** start of Records **
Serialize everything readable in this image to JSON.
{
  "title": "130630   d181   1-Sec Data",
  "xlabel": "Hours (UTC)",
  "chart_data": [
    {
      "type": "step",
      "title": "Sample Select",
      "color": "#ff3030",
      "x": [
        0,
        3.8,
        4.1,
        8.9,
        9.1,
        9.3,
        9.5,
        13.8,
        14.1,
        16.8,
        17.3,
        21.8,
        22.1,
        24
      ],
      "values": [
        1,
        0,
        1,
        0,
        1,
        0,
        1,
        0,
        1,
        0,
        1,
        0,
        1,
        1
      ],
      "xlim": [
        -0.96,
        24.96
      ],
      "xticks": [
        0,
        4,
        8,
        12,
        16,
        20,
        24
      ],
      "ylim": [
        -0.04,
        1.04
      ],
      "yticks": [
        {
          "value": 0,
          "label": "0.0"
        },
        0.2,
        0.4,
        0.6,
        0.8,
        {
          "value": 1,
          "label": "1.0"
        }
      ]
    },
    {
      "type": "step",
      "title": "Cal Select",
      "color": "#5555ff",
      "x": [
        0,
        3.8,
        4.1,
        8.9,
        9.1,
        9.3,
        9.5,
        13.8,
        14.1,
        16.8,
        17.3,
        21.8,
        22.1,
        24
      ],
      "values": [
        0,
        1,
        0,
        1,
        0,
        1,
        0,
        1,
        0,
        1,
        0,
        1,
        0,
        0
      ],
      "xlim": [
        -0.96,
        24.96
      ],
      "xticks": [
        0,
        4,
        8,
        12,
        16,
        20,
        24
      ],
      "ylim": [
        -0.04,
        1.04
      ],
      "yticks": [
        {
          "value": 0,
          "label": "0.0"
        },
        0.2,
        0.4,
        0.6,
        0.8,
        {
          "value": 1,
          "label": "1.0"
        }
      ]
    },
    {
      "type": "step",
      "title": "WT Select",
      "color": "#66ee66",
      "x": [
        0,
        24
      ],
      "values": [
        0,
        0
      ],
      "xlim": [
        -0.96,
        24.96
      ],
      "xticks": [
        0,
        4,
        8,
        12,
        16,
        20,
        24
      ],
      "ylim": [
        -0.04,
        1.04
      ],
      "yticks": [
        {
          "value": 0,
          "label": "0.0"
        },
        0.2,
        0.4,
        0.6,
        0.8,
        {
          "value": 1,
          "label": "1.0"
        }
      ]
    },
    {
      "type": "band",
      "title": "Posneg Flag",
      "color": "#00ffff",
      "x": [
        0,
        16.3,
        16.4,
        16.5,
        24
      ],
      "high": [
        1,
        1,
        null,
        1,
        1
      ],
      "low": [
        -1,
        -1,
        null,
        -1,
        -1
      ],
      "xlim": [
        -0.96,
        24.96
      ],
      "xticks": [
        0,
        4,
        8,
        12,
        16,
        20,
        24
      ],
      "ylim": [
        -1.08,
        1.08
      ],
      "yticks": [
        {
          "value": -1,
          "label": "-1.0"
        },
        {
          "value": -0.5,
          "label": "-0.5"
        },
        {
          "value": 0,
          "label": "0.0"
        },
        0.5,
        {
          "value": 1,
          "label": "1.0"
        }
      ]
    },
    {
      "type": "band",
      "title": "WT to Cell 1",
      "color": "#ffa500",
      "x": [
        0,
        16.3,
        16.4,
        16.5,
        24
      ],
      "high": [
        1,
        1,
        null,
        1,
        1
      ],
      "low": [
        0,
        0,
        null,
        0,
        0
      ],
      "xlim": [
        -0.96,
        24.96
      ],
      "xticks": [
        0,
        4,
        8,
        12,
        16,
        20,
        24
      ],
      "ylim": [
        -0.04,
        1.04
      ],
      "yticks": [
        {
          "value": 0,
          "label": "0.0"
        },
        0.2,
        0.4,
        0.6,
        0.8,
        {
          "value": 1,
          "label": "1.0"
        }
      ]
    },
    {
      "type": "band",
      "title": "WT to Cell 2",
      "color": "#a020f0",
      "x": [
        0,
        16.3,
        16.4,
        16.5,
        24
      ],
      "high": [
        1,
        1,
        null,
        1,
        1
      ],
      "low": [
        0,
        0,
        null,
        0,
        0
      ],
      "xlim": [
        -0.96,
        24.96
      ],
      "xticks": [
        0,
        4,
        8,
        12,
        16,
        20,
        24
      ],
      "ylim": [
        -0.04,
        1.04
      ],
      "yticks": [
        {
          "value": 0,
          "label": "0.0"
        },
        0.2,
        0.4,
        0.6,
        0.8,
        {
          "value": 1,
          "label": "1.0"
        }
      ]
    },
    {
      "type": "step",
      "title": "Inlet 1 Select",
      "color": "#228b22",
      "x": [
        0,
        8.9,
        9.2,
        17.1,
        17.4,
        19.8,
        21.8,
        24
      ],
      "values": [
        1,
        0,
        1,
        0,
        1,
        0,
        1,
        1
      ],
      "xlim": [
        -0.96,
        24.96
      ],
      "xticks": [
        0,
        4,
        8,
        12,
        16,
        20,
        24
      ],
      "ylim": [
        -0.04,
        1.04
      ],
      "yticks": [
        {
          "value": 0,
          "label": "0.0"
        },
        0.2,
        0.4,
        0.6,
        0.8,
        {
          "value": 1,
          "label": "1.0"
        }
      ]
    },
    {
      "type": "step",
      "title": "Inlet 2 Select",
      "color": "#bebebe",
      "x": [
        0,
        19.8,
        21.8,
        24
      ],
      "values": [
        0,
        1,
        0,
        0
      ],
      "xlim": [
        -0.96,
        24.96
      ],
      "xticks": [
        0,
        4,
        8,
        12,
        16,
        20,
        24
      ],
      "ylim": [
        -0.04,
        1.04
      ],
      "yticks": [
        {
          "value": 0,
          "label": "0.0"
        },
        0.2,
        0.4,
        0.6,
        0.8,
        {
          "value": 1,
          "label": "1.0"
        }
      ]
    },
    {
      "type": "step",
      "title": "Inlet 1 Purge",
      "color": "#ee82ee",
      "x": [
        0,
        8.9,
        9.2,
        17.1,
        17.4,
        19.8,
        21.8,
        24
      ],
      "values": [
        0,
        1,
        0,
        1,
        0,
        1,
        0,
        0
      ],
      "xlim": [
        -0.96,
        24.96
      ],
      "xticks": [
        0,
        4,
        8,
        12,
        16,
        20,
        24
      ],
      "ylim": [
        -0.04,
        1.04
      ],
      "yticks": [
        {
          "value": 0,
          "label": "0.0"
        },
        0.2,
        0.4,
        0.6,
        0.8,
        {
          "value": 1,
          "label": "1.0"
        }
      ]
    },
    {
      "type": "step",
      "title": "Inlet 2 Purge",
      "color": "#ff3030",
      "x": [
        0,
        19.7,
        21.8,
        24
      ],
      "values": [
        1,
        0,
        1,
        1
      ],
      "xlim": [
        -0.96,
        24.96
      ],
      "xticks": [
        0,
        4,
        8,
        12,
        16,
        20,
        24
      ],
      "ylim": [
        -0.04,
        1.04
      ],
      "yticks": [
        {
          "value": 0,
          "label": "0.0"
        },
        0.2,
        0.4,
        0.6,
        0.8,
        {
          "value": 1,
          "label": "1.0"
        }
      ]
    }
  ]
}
** end of Records **
Directive
Go through the data and gather every line that holds "title".

Solution to this task
  "title": "130630   d181   1-Sec Data",
      "title": "Sample Select",
      "title": "Cal Select",
      "title": "WT Select",
      "title": "Posneg Flag",
      "title": "WT to Cell 1",
      "title": "WT to Cell 2",
      "title": "Inlet 1 Select",
      "title": "Inlet 2 Select",
      "title": "Inlet 1 Purge",
      "title": "Inlet 2 Purge",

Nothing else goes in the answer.